*Brief*
Copy out all the records exactly.

(Dataset items)
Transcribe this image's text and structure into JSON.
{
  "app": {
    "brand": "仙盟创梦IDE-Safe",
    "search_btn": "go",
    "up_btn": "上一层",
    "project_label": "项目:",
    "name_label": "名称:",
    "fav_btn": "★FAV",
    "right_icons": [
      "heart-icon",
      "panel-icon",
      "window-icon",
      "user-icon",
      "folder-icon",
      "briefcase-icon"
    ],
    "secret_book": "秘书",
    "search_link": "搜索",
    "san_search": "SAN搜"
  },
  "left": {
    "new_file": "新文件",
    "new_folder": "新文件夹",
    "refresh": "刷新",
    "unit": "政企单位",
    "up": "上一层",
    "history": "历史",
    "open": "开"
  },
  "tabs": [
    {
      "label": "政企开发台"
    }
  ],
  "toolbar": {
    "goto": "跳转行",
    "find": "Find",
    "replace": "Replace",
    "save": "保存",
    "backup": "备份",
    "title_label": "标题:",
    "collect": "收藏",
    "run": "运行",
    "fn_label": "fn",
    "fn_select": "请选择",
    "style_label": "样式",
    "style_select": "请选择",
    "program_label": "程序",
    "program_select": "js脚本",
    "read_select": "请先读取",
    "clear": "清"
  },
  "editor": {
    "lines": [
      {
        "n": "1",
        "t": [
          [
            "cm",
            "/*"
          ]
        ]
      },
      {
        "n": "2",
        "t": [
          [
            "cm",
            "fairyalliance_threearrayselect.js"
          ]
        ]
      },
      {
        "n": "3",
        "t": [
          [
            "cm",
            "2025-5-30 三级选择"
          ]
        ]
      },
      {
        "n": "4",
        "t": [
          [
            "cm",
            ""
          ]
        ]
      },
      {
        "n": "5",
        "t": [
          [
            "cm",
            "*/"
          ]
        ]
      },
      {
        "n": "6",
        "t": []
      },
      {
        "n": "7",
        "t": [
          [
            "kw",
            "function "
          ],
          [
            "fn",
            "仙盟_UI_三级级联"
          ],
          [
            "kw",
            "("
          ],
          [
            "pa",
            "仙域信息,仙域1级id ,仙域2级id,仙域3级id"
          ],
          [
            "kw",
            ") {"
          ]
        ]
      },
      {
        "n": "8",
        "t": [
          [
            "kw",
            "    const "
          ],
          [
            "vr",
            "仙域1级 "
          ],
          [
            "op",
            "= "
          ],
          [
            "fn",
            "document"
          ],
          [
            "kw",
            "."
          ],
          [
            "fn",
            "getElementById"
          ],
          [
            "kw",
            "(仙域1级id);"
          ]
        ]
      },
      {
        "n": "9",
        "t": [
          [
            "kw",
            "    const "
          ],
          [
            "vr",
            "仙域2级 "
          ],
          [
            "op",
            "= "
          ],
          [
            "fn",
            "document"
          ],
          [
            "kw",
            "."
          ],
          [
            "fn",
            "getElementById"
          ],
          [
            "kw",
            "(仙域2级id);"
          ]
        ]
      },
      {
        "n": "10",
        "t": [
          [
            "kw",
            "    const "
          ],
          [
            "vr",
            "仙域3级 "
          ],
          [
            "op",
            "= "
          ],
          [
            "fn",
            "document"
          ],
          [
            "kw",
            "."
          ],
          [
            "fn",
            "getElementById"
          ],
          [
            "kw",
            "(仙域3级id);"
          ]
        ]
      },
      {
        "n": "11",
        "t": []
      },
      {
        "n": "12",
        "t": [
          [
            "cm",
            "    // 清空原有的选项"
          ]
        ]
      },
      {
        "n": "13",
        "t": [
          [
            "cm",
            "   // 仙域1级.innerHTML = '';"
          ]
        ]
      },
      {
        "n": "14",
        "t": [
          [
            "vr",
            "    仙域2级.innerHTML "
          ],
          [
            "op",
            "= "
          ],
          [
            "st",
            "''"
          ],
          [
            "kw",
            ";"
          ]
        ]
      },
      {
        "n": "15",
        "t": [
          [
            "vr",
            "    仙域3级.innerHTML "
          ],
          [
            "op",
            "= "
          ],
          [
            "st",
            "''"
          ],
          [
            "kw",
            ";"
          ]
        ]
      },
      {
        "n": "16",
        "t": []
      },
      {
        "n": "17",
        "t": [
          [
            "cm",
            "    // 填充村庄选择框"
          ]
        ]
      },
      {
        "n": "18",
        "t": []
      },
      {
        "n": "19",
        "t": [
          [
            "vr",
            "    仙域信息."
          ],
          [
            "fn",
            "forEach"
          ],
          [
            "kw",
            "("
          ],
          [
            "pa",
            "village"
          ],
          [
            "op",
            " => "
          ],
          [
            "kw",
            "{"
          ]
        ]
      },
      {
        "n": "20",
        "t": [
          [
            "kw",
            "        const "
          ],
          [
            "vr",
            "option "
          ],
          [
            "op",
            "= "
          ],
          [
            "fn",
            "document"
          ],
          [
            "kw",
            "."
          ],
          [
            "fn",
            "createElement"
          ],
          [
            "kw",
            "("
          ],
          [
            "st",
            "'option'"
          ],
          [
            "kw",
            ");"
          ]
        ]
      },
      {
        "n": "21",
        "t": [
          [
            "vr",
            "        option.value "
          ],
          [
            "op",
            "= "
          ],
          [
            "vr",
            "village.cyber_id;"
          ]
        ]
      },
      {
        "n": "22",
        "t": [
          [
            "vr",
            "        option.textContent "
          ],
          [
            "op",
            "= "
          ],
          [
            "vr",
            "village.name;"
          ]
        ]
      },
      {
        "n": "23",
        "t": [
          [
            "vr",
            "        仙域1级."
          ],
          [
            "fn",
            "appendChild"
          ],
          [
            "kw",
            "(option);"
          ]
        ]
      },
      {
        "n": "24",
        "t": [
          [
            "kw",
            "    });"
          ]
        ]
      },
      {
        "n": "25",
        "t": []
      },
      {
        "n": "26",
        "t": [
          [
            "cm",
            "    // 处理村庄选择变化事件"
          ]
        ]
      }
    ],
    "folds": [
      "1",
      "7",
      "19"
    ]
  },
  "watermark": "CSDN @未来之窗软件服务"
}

*Worked answer*
Transcribe this image's text and structure into JSON.
{
  "app": {
    "brand": "仙盟创梦IDE-Safe",
    "search_btn": "go",
    "up_btn": "上一层",
    "project_label": "项目:",
    "name_label": "名称:",
    "fav_btn": "★FAV",
    "right_icons": [
      "heart-icon",
      "panel-icon",
      "window-icon",
      "user-icon",
      "folder-icon",
      "briefcase-icon"
    ],
    "secret_book": "秘书",
    "search_link": "搜索",
    "san_search": "SAN搜"
  },
  "left": {
    "new_file": "新文件",
    "new_folder": "新文件夹",
    "refresh": "刷新",
    "unit": "政企单位",
    "up": "上一层",
    "history": "历史",
    "open": "开"
  },
  "tabs": [
    {
      "label": "政企开发台"
    }
  ],
  "toolbar": {
    "goto": "跳转行",
    "find": "Find",
    "replace": "Replace",
    "save": "保存",
    "backup": "备份",
    "title_label": "标题:",
    "collect": "收藏",
    "run": "运行",
    "fn_label": "fn",
    "fn_select": "请选择",
    "style_label": "样式",
    "style_select": "请选择",
    "program_label": "程序",
    "program_select": "js脚本",
    "read_select": "请先读取",
    "clear": "清"
  },
  "editor": {
    "lines": [
      {
        "n": "1",
        "t": [
          [
            "cm",
            "/*"
          ]
        ]
      },
      {
        "n": "2",
        "t": [
          [
            "cm",
            "fairyalliance_threearrayselect.js"
          ]
        ]
      },
      {
        "n": "3",
        "t": [
          [
            "cm",
            "2025-5-30 三级选择"
          ]
        ]
      },
      {
        "n": "4",
        "t": [
          [
            "cm",
            ""
          ]
        ]
      },
      {
        "n": "5",
        "t": [
          [
            "cm",
            "*/"
          ]
        ]
      },
      {
        "n": "6",
        "t": []
      },
      {
        "n": "7",
        "t": [
          [
            "kw",
            "function "
          ],
          [
            "fn",
            "仙盟_UI_三级级联"
          ],
          [
            "kw",
            "("
          ],
          [
            "pa",
            "仙域信息,仙域1级id ,仙域2级id,仙域3级id"
          ],
          [
            "kw",
            ") {"
          ]
        ]
      },
      {
        "n": "8",
        "t": [
          [
            "kw",
            "    const "
          ],
          [
            "vr",
            "仙域1级 "
          ],
          [
            "op",
            "= "
          ],
          [
            "fn",
            "document"
          ],
          [
            "kw",
            "."
          ],
          [
            "fn",
            "getElementById"
          ],
          [
            "kw",
            "(仙域1级id);"
          ]
        ]
      },
      {
        "n": "9",
        "t": [
          [
            "kw",
            "    const "
          ],
          [
            "vr",
            "仙域2级 "
          ],
          [
            "op",
            "= "
          ],
          [
            "fn",
            "document"
          ],
          [
            "kw",
            "."
          ],
          [
            "fn",
            "getElementById"
          ],
          [
            "kw",
            "(仙域2级id);"
          ]
        ]
      },
      {
        "n": "10",
        "t": [
          [
            "kw",
            "    const "
          ],
          [
            "vr",
            "仙域3级 "
          ],
          [
            "op",
            "= "
          ],
          [
            "fn",
            "document"
          ],
          [
            "kw",
            "."
          ],
          [
            "fn",
            "getElementById"
          ],
          [
            "kw",
            "(仙域3级id);"
          ]
        ]
      },
      {
        "n": "11",
        "t": []
      },
      {
        "n": "12",
        "t": [
          [
            "cm",
            "    // 清空原有的选项"
          ]
        ]
      },
      {
        "n": "13",
        "t": [
          [
            "cm",
            "   // 仙域1级.innerHTML = '';"
          ]
        ]
      },
      {
        "n": "14",
        "t": [
          [
            "vr",
            "    仙域2级.innerHTML "
          ],
          [
            "op",
            "= "
          ],
          [
            "st",
            "''"
          ],
          [
            "kw",
            ";"
          ]
        ]
      },
      {
        "n": "15",
        "t": [
          [
            "vr",
            "    仙域3级.innerHTML "
          ],
          [
            "op",
            "= "
          ],
          [
            "st",
            "''"
          ],
          [
            "kw",
            ";"
          ]
        ]
      },
      {
        "n": "16",
        "t": []
      },
      {
        "n": "17",
        "t": [
          [
            "cm",
            "    // 填充村庄选择框"
          ]
        ]
      },
      {
        "n": "18",
        "t": []
      },
      {
        "n": "19",
        "t": [
          [
            "vr",
            "    仙域信息."
          ],
          [
            "fn",
            "forEach"
          ],
          [
            "kw",
            "("
          ],
          [
            "pa",
            "village"
          ],
          [
            "op",
            " => "
          ],
          [
            "kw",
            "{"
          ]
        ]
      },
      {
        "n": "20",
        "t": [
          [
            "kw",
            "        const "
          ],
          [
            "vr",
            "option "
          ],
          [
            "op",
            "= "
          ],
          [
            "fn",
            "document"
          ],
          [
            "kw",
            "."
          ],
          [
            "fn",
            "createElement"
          ],
          [
            "kw",
            "("
          ],
          [
            "st",
            "'option'"
          ],
          [
            "kw",
            ");"
          ]
        ]
      },
      {
        "n": "21",
        "t": [
          [
            "vr",
            "        option.value "
          ],
          [
            "op",
            "= "
          ],
          [
            "vr",
            "village.cyber_id;"
          ]
        ]
      },
      {
        "n": "22",
        "t": [
          [
            "vr",
            "        option.textContent "
          ],
          [
            "op",
            "= "
          ],
          [
            "vr",
            "village.name;"
          ]
        ]
      },
      {
        "n": "23",
        "t": [
          [
            "vr",
            "        仙域1级."
          ],
          [
            "fn",
            "appendChild"
          ],
          [
            "kw",
            "(option);"
          ]
        ]
      },
      {
        "n": "24",
        "t": [
          [
            "kw",
            "    });"
          ]
        ]
      },
      {
        "n": "25",
        "t": []
      },
      {
        "n": "26",
        "t": [
          [
            "cm",
            "    // 处理村庄选择变化事件"
          ]
        ]
      }
    ],
    "folds": [
      "1",
      "7",
      "19"
    ]
  },
  "watermark": "CSDN @未来之窗软件服务"
}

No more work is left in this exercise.